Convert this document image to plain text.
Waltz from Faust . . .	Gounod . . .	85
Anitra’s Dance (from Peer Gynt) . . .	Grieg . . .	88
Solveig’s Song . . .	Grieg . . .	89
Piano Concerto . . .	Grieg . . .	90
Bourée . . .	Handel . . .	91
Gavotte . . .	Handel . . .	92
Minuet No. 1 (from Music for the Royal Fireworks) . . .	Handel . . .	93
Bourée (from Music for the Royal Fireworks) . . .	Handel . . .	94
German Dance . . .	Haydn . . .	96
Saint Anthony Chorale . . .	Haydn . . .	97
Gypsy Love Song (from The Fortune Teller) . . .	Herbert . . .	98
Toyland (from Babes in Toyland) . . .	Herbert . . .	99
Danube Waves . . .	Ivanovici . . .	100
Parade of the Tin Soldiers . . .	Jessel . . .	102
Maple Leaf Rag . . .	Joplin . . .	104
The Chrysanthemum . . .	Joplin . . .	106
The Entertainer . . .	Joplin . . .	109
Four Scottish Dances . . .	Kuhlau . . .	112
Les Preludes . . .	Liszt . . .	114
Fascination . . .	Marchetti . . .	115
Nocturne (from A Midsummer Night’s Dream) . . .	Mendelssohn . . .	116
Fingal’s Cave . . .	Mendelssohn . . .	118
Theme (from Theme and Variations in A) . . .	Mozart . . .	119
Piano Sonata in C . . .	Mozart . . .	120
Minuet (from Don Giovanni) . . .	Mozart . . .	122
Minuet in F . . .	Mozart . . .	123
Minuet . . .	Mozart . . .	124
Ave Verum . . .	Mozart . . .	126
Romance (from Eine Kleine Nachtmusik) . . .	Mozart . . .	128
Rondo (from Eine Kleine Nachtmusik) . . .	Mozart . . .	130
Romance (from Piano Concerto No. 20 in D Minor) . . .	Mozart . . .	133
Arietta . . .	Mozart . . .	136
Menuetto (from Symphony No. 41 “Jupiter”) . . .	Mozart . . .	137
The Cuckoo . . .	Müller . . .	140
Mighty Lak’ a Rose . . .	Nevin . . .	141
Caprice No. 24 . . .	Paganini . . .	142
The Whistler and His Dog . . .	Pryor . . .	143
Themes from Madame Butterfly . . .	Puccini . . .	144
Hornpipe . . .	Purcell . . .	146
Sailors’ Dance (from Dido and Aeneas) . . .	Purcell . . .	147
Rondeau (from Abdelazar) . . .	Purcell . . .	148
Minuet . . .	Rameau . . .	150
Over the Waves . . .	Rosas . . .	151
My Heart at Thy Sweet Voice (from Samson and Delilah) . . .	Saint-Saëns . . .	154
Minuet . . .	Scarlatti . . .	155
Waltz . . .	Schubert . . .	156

......

◆ Problem to work on
Write out all records exactly, keeping every detail.

◆ Task result
Convert this document image to plain text.
Waltz from Faust . . .	Gounod . . .	85
Anitra’s Dance (from Peer Gynt) . . .	Grieg . . .	88
Solveig’s Song . . .	Grieg . . .	89
Piano Concerto . . .	Grieg . . .	90
Bourée . . .	Handel . . .	91
Gavotte . . .	Handel . . .	92
Minuet No. 1 (from Music for the Royal Fireworks) . . .	Handel . . .	93
Bourée (from Music for the Royal Fireworks) . . .	Handel . . .	94
German Dance . . .	Haydn . . .	96
Saint Anthony Chorale . . .	Haydn . . .	97
Gypsy Love Song (from The Fortune Teller) . . .	Herbert . . .	98
Toyland (from Babes in Toyland) . . .	Herbert . . .	99
Danube Waves . . .	Ivanovici . . .	100
Parade of the Tin Soldiers . . .	Jessel . . .	102
Maple Leaf Rag . . .	Joplin . . .	104
The Chrysanthemum . . .	Joplin . . .	106
The Entertainer . . .	Joplin . . .	109
Four Scottish Dances . . .	Kuhlau . . .	112
Les Preludes . . .	Liszt . . .	114
Fascination . . .	Marchetti . . .	115
Nocturne (from A Midsummer Night’s Dream) . . .	Mendelssohn . . .	116
Fingal’s Cave . . .	Mendelssohn . . .	118
Theme (from Theme and Variations in A) . . .	Mozart . . .	119
Piano Sonata in C . . .	Mozart . . .	120
Minuet (from Don Giovanni) . . .	Mozart . . .	122
Minuet in F . . .	Mozart . . .	123
Minuet . . .	Mozart . . .	124
Ave Verum . . .	Mozart . . .	126
Romance (from Eine Kleine Nachtmusik) . . .	Mozart . . .	128
Rondo (from Eine Kleine Nachtmusik) . . .	Mozart . . .	130
Romance (from Piano Concerto No. 20 in D Minor) . . .	Mozart . . .	133
Arietta . . .	Mozart . . .	136
Menuetto (from Symphony No. 41 “Jupiter”) . . .	Mozart . . .	137
The Cuckoo . . .	Müller . . .	140
Mighty Lak’ a Rose . . .	Nevin . . .	141
Caprice No. 24 . . .	Paganini . . .	142
The Whistler and His Dog . . .	Pryor . . .	143
Themes from Madame Butterfly . . .	Puccini . . .	144
Hornpipe . . .	Purcell . . .	146
Sailors’ Dance (from Dido and Aeneas) . . .	Purcell . . .	147
Rondeau (from Abdelazar) . . .	Purcell . . .	148
Minuet . . .	Rameau . . .	150
Over the Waves . . .	Rosas . . .	151
My Heart at Thy Sweet Voice (from Samson and Delilah) . . .	Saint-Saëns . . .	154
Minuet . . .	Scarlatti . . .	155
Waltz . . .	Schubert . . .	156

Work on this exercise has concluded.